GIVEN DATA »

━━━━━━━━━━━━━━━━

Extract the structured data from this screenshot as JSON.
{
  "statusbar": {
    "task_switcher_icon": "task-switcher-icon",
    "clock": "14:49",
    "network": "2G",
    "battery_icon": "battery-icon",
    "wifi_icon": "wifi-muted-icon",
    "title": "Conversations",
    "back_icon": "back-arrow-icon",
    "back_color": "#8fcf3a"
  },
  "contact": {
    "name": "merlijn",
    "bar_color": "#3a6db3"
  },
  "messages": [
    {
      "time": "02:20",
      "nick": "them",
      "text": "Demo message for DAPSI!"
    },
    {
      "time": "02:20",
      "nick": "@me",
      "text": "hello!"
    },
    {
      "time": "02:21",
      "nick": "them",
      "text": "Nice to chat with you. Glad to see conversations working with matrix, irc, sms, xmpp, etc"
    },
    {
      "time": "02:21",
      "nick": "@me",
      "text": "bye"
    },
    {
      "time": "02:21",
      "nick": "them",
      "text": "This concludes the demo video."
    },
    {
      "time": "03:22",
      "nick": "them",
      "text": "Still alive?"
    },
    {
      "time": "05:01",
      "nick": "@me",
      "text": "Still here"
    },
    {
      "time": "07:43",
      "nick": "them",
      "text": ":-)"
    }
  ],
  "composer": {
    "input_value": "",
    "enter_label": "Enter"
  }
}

━━━━━━━━━━━━━━━━

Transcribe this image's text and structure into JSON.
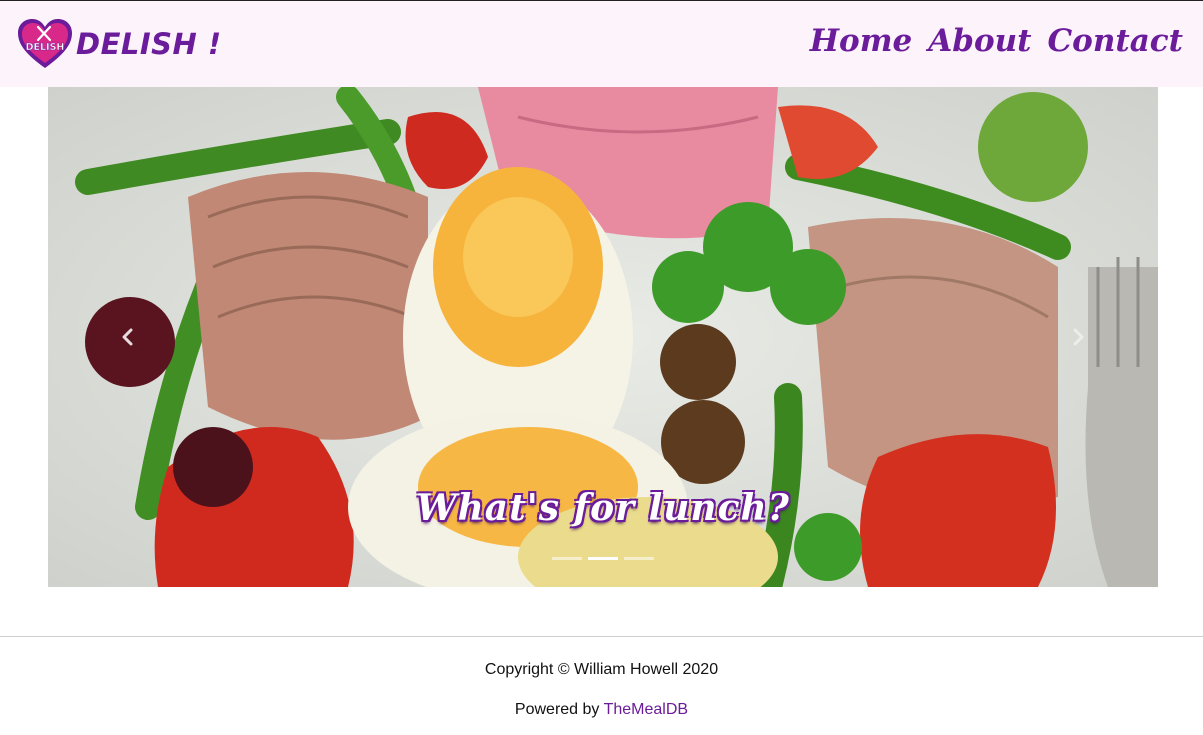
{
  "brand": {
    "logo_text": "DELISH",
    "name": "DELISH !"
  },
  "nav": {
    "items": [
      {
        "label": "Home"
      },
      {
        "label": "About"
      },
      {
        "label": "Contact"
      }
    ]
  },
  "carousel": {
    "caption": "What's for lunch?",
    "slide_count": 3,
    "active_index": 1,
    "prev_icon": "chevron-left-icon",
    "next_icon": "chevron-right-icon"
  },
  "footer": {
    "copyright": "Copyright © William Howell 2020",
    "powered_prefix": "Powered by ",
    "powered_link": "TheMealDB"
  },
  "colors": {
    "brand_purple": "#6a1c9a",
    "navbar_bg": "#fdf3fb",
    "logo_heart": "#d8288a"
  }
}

━━━━━━━━━━━━━━━━

WHAT TO DO » Search the data for "JSON". Copy every matching line.

FINAL RESULT »
Extract the structured data from this screenshot as JSON.
Transcribe this image's text and structure into JSON.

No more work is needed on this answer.